◆ EXTRACT PROVIDED:

[Start of Attachment]

Requesting Explaination of Public-Key Cryptography

msbachmanmsbachman Posts: 43Member ■■□□□□□□□□
Hello, I'm trying to understand PK crypto and I'm just not understanding something correctly or something is just not clicking in my head. What I have thusfar is that the public key is out there, in the ether, per se, and then I want to encrypt a message. For this example, let's say that there are three people involved: Matt, Mindy, and Mike. Matt and Mindy want to confidentially talk, and Mike wants to snoop. So, Matt encrypts a message with the public key (? is this right) and sends it to Mindy. She decrypts it with her private key (? is this right). So what's stopping Mike from just decrypting it with a made up private key of his own? --- This is really frustrating me, I think that it's staring me right in the face but I've been thinking about this all day and I'm all flustered because I don't see the security in this. Do the keys need to be exchanged (diffie-hoffman?) in this case, can you sniff for other user's keys? So maybe a simple explaination of PK encryption might be helpful. You'd be doing me a huge service in helping me--I'm the kind of person who just beats his head in when I can't understand something. Thanks in advance. Sincerely, msbachman

Comments

  • PsoasmanPsoasman Posts: 2,687Member ■■■■■■■■■□
    Think of it this way: If Tom wants to send Susan a message and make sure its stays private, he will encrypt the message with HER public key. Susan will then use HER private key ( which only she possesses) and uses it to decrypt the message. Susan can give her public to anybody who needs to send her a message.
    If nosy frank intecepts the message from Tom to Susan, he can't decrypt it, it will be gibberish to him.

    Public key= available to anybody
    Private key = kept secret.

    They are like a matched set. one locks, the other unlocks.

    Hope that helps. What books are you reading?
  • dynamikdynamik Posts: 12,314Banned
    Yea, Mike can't just make up a private key. The public and private are mathematically related.

    Wikipedia does a decent job of explaining this:
    Public-key cryptography - Wikipedia, the free encyclopedia
    Public key infrastructure - Wikipedia, the free encyclopedia
  • msbachmanmsbachman Posts: 43Member ■■□□□□□□□□
    Psoasman wrote: »

    Hope that helps. What books are you reading?

[End of Attachment]

◆ PROBLEM TO WORK ON: Write out the public-key cryptography forum thread word for word, from "If nosy frank" up to and including "are mathematically related.". The data after this point comes from a separate source.

◆ DATASET ENTRIES:
[Start of Attachment]

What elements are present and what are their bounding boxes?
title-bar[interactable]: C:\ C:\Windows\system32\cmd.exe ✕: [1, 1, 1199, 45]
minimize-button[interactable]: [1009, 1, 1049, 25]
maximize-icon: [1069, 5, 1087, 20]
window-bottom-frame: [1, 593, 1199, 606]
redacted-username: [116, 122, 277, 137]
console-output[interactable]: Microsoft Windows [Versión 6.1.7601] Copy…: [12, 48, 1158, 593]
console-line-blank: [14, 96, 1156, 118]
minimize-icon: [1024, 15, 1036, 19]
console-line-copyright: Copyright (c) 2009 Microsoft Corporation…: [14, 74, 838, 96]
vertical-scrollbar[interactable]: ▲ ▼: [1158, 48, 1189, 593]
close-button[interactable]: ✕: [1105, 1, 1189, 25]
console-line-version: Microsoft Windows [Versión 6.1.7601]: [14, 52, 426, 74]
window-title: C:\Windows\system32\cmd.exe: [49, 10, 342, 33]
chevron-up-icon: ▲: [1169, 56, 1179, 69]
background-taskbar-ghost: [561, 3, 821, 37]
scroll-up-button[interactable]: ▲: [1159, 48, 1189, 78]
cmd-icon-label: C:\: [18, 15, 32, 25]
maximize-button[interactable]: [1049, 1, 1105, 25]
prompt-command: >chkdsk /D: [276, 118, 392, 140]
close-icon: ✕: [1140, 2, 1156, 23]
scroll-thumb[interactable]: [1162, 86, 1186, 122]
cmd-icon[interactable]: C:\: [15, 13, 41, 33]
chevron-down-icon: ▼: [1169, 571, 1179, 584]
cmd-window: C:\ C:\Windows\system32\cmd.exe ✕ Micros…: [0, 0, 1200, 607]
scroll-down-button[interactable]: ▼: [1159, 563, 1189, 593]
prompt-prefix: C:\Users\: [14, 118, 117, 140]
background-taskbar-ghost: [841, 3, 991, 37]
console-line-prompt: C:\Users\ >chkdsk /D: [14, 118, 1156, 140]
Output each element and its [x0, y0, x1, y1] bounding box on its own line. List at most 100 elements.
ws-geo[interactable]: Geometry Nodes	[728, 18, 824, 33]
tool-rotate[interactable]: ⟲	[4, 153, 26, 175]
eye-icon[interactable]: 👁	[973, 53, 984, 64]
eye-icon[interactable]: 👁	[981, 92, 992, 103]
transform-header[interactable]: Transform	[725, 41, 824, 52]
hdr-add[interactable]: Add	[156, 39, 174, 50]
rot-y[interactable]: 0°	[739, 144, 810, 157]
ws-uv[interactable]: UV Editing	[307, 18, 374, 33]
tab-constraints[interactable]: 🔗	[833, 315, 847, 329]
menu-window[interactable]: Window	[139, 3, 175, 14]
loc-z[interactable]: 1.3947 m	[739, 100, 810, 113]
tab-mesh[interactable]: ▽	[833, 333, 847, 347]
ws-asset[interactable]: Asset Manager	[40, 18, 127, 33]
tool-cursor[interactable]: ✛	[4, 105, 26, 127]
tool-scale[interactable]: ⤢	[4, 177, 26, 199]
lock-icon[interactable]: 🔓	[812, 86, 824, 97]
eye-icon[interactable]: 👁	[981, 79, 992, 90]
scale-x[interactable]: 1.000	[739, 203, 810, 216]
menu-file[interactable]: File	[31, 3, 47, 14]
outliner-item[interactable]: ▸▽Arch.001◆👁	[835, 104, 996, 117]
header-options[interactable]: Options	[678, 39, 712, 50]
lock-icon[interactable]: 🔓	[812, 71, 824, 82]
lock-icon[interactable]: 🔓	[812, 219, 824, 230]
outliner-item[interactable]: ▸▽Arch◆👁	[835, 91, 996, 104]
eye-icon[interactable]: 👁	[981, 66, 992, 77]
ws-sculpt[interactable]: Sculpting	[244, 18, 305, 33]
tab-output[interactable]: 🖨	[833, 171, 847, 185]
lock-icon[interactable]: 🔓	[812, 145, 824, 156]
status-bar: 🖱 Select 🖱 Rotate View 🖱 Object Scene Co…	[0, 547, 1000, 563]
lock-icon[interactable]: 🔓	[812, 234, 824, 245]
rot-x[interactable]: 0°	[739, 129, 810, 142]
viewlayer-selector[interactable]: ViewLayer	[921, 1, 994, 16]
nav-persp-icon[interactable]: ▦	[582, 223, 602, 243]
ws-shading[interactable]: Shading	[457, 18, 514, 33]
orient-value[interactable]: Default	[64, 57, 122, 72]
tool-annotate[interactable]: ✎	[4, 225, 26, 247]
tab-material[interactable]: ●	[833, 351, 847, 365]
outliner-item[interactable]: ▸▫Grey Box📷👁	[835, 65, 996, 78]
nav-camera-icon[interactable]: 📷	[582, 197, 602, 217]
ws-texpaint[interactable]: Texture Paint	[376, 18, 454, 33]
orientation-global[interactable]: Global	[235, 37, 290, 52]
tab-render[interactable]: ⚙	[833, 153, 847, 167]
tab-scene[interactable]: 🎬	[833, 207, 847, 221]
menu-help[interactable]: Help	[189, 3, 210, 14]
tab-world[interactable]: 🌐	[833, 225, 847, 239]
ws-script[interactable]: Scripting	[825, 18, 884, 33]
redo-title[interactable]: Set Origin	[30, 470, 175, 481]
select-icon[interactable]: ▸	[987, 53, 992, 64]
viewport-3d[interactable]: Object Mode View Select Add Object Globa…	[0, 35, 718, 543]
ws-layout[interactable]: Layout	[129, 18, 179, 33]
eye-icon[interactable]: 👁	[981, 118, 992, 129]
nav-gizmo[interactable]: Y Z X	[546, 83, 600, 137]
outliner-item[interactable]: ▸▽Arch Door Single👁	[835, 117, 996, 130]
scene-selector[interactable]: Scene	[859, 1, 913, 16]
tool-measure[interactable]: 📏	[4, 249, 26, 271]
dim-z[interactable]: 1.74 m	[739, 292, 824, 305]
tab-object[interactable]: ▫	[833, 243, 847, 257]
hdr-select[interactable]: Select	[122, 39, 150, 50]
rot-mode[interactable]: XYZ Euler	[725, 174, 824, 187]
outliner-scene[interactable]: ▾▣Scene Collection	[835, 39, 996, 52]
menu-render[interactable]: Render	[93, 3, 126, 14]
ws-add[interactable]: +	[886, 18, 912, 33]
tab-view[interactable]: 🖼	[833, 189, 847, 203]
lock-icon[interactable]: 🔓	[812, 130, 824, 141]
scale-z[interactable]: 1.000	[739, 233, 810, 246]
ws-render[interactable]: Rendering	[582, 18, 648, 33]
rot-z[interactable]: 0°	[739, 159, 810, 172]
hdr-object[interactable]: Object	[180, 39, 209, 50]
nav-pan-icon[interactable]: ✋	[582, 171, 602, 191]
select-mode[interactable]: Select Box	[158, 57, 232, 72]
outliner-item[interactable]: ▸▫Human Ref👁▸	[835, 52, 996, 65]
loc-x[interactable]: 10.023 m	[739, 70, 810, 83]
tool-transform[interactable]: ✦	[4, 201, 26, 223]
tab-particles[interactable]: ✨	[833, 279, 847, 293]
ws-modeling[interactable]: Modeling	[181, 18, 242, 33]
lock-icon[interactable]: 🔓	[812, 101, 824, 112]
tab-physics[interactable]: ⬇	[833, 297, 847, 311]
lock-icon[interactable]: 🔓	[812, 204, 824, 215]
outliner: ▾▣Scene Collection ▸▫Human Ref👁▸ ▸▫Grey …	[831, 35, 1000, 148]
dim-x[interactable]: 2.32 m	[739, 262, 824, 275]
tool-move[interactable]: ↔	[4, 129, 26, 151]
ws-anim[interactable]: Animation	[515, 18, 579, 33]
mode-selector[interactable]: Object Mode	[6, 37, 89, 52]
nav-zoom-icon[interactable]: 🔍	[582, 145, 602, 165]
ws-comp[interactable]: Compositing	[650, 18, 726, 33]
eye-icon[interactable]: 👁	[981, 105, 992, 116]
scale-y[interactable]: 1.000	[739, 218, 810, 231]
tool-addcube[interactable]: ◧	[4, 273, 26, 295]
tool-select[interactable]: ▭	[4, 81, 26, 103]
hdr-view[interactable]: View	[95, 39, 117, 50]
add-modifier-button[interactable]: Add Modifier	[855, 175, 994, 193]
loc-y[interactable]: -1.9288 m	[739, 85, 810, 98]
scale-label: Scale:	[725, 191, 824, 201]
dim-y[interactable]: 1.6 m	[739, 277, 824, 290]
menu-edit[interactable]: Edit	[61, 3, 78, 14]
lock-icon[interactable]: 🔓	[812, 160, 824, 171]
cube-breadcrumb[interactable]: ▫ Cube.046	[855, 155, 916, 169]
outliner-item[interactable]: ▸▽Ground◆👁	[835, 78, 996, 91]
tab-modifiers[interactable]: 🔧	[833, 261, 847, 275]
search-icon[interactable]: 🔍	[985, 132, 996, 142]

[End of Attachment]

◆ RESULT:
If nosy frank intecepts the message from Tom to Susan, he can't decrypt it, it will be gibberish to him.

    Public key= available to anybody
    Private key = kept secret.

    They are like a matched set. one locks, the other unlocks.

    Hope that helps. What books are you reading?
  • dynamikdynamik Posts: 12,314Banned
    Yea, Mike can't just make up a private key. The public and private are mathematically related.